• QUOTED PASSAGE:
________________
Grace's Guide is the leading source of historical information on industry and manufacturing in Britain. This web publication contains 147,919 pages of information and 233,587 images on early companies, their products and the people who designed and built them.

Richard Fothergill (1822-1903)

From Graces Guide

Richard Fothergill (1822-1903)

1822 Born, eldest son of Richard Fothergill (1789-1851)

1851 Living at Victoria House, Bedwellty: Thos. Brown (age 47 born Merthyr), Magistrate, Ironmaster. With his wife Fanny Brown (age 47 born Chepstow) and their three daughters; Margaret Brown (age 9 born Aberystruth); Elizabeth Brown (age 8 born Aberystruth); and M. E. Brown (age 5 born Aberystruth). Also a visitor Richard Fothergill (age 28 born Caerleon), Ironmaster. Also TB's niece Mary Fothergill (age 17). Nine servants plus one visitor's servant.[1]

c.1855 Richard Fothergill, eldest son of Richard Fothergill (1789-1851), succeeded his uncle, Rowland Fothergill as manager of the Aberdare Ironworks. He had acquired extensive knowledge of all the processes involved in the manufacture of iron and in the production of coal. Later he became proprietor of the works.

1862 Fothergill, owner of the Aberdare Ironworks, acquired the whole of the Plymouth Ironworks on the death of Anthony Hill; he converted them from the cold blast system to the hot blast so that these works were serious competition for the great concerns at Dowlais and Cyfarthfa.
________________
• GIVEN RECORDS:
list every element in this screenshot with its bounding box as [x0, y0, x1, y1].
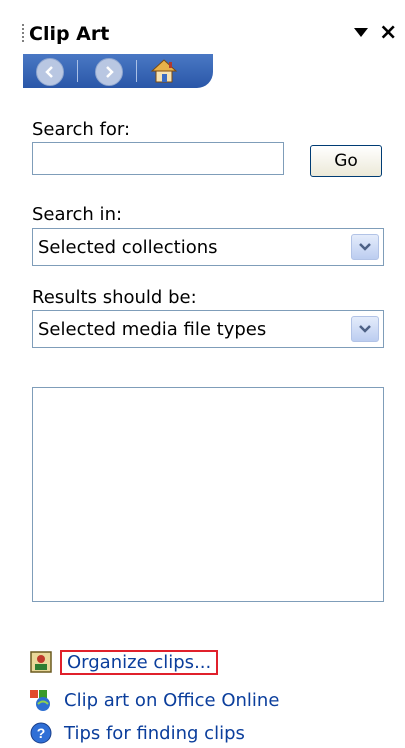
- results-area[interactable]: [32, 387, 384, 602]
- search-input[interactable]: [32, 142, 284, 175]
- forward-button[interactable]: [95, 58, 123, 86]
- go-button[interactable]: Go: [310, 145, 382, 177]
- tips-link[interactable]: Tips for finding clips: [64, 723, 245, 744]
- pane-title: Clip Art: [29, 23, 110, 45]
- tips-link-row[interactable]: ? Tips for finding clips: [29, 718, 245, 748]
- search-for-label: Search for:: [32, 119, 131, 140]
- results-type-dropdown-button[interactable]: [351, 316, 379, 342]
- results-should-be-label: Results should be:: [32, 287, 197, 308]
- organize-clips-link-row[interactable]: Organize clips...: [29, 647, 219, 677]
- search-in-value: Selected collections: [38, 237, 218, 258]
- search-in-dropdown-button[interactable]: [351, 234, 379, 260]
- svg-text:?: ?: [37, 725, 46, 741]
- close-icon[interactable]: ×: [379, 19, 397, 47]
- office-online-link-row[interactable]: Clip art on Office Online: [29, 685, 279, 715]
- toolbar-separator: [77, 60, 78, 82]
- organizer-icon: [30, 651, 52, 673]
- navigation-toolbar: [23, 54, 213, 88]
- drag-grip[interactable]: [22, 24, 24, 44]
- organize-clips-link[interactable]: Organize clips...: [60, 649, 219, 675]
- chevron-down-icon: [359, 325, 371, 333]
- chevron-down-icon: [359, 243, 371, 251]
- forward-arrow-icon: [106, 66, 114, 78]
- help-icon: ?: [30, 722, 52, 744]
- office-online-link[interactable]: Clip art on Office Online: [64, 690, 279, 711]
- toolbar-separator: [136, 60, 137, 82]
- office-online-icon: [30, 690, 50, 711]
- title-bar: Clip Art ×: [0, 18, 405, 50]
- back-button[interactable]: [36, 58, 64, 86]
- home-icon: [150, 59, 178, 83]
- results-type-select[interactable]: Selected media file types: [32, 310, 384, 348]
- search-in-select[interactable]: Selected collections: [32, 228, 384, 266]
- clip-art-task-pane: Clip Art × Search for: Go Search in: Sel…: [0, 0, 405, 744]
- back-arrow-icon: [45, 66, 53, 78]
- home-button[interactable]: [149, 57, 179, 85]
- pane-menu-dropdown-icon[interactable]: [354, 28, 368, 37]
- results-type-value: Selected media file types: [38, 319, 267, 340]
- search-in-label: Search in:: [32, 204, 123, 225]
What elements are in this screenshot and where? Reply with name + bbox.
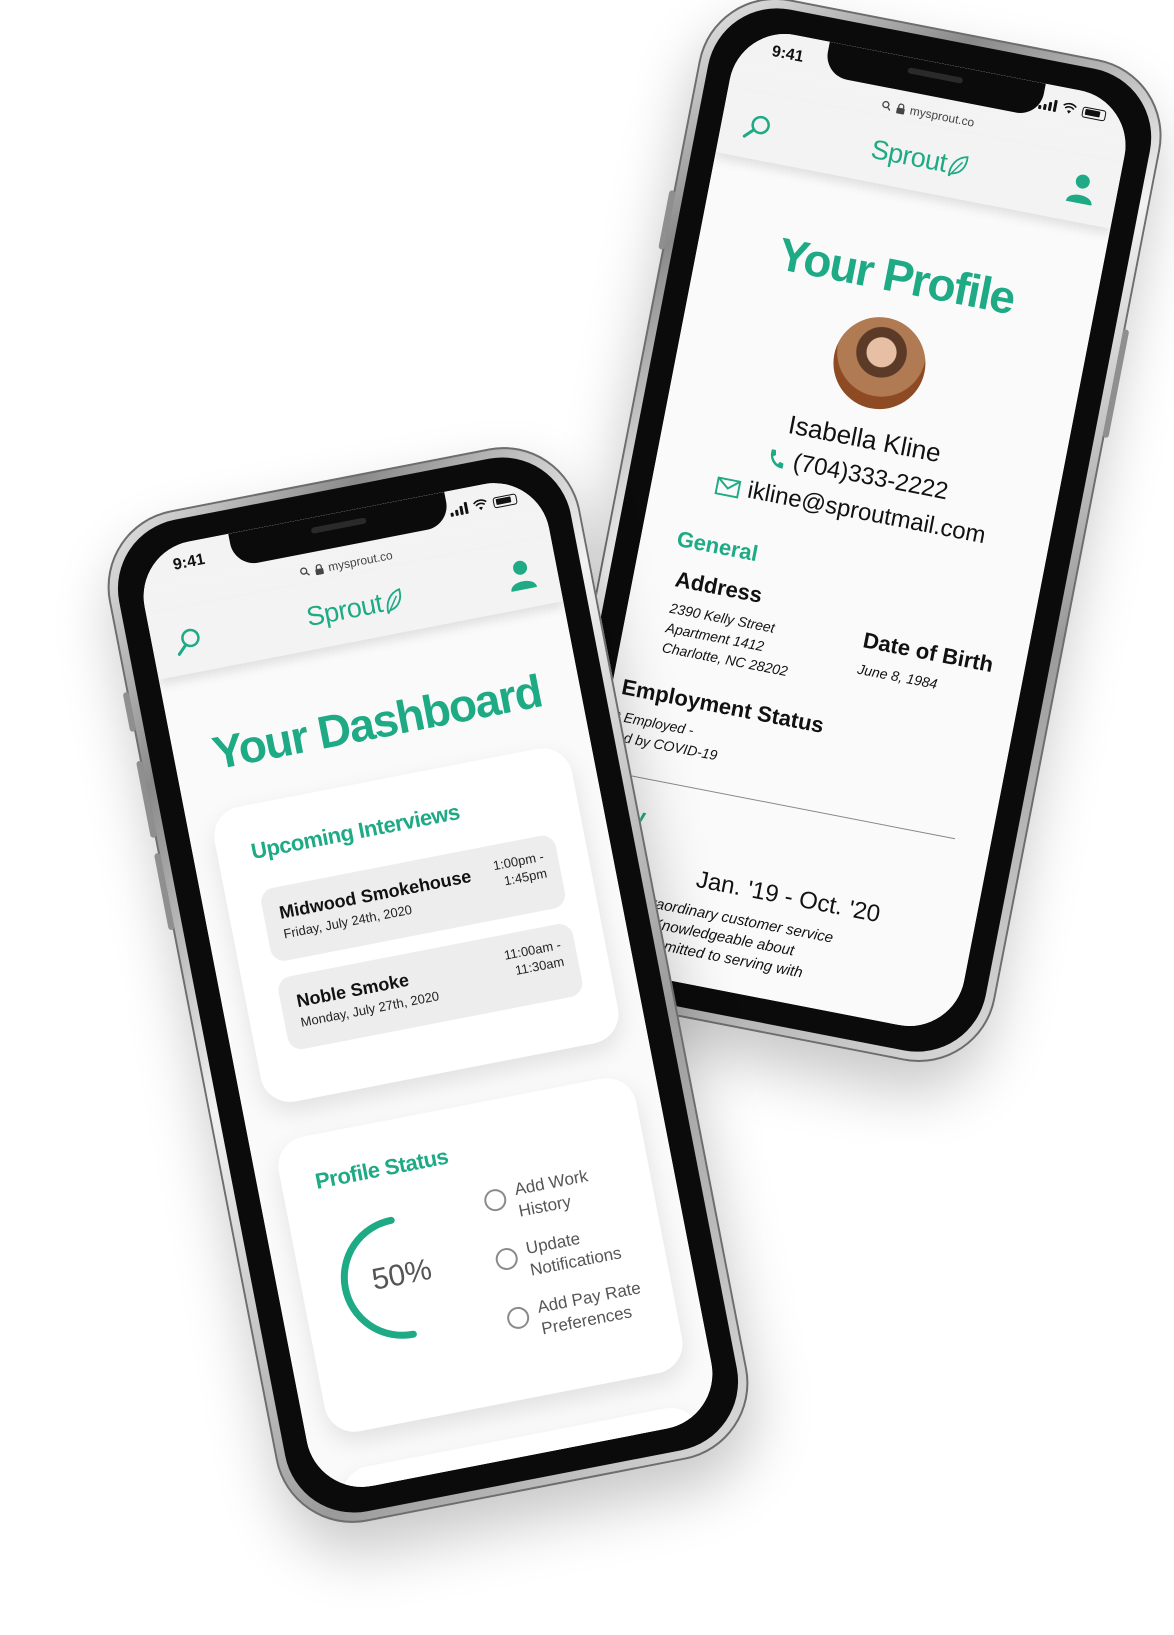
battery-icon — [492, 492, 518, 509]
checkbox-circle-icon[interactable] — [482, 1187, 509, 1214]
mail-icon — [714, 476, 742, 499]
todo-label: Update Notifications — [524, 1228, 624, 1280]
logo-text: Sprout — [868, 133, 950, 178]
todo-item[interactable]: Update Notifications — [493, 1215, 651, 1287]
todo-label: Add Work History — [512, 1166, 590, 1221]
speaker — [310, 517, 367, 534]
interview-time: 11:00am - 11:30am — [490, 936, 566, 983]
mute-switch — [122, 691, 137, 733]
section-general: General — [674, 526, 761, 567]
card-title: Profile Status — [313, 1143, 451, 1194]
status-icons — [449, 492, 518, 517]
search-icon[interactable] — [741, 111, 774, 144]
sprout-logo[interactable]: Sprout — [868, 134, 970, 183]
phone-icon — [771, 449, 784, 469]
card-title: Upcoming Interviews — [248, 799, 462, 865]
status-time: 9:41 — [171, 550, 207, 574]
checkbox-circle-icon[interactable] — [505, 1305, 532, 1331]
wifi-icon — [473, 499, 487, 511]
search-icon — [299, 567, 310, 576]
todo-item[interactable]: Add Pay Rate Preferences — [504, 1274, 662, 1346]
lock-icon — [896, 102, 905, 115]
user-icon[interactable] — [1065, 170, 1099, 207]
todo-item[interactable]: Add Work History — [481, 1157, 639, 1229]
logo-text: Sprout — [303, 588, 385, 633]
signal-icon — [449, 501, 469, 517]
leaf-icon — [947, 155, 969, 176]
upcoming-interviews-card: Upcoming Interviews Midwood Smokehouse F… — [209, 743, 624, 1108]
leaf-icon — [386, 587, 401, 614]
avatar — [825, 309, 934, 418]
address-value: 2390 Kelly Street Apartment 1412 Charlot… — [660, 598, 797, 681]
profile-status-card: Profile Status 50% Add Work History Upda… — [273, 1072, 688, 1437]
search-icon[interactable] — [172, 625, 205, 658]
interview-time: 1:00pm - 1:45pm — [473, 848, 548, 895]
status-time: 9:41 — [770, 43, 806, 66]
todo-list: Add Work History Update Notifications Ad… — [481, 1157, 665, 1363]
checkbox-circle-icon[interactable] — [493, 1246, 520, 1272]
speaker — [907, 67, 964, 84]
card-title: My Offers — [377, 1481, 477, 1497]
wifi-icon — [1063, 102, 1077, 114]
lock-icon — [315, 563, 324, 575]
todo-label: Add Pay Rate Preferences — [535, 1278, 643, 1339]
user-icon[interactable] — [505, 556, 539, 593]
battery-icon — [1081, 105, 1107, 122]
search-icon — [882, 100, 891, 111]
divider — [631, 775, 956, 840]
sprout-logo[interactable]: Sprout — [304, 584, 406, 633]
status-icons — [1037, 97, 1107, 122]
________________
• LIST OF TASKS:
**1)** According to the Grace's Guide entry, what did Fothergill acquire in 1862 on the death of Anthony Hill?
**2)** In the listing, rename "go-button" to "submit-button" in the part that opens with the line containing "- results-area[interactable]: [32, 387, 384, 602]" and closes with the line containing "- search-for-label: Search", and return only those lines with everything else unchanged.
The Grace's Guide entry and the listing are unrelated to each other.

• THE REPLIES:
**1)** The whole of the Plymouth Ironworks.

**2)**
- results-area[interactable]: [32, 387, 384, 602]
- search-input[interactable]: [32, 142, 284, 175]
- forward-button[interactable]: [95, 58, 123, 86]
- submit-button[interactable]: Go: [310, 145, 382, 177]
- tips-link[interactable]: Tips for finding clips: [64, 723, 245, 744]
- pane-title: Clip Art: [29, 23, 110, 45]
- tips-link-row[interactable]: ? Tips for finding clips: [29, 718, 245, 748]
- search-for-label: Search for:: [32, 119, 131, 140]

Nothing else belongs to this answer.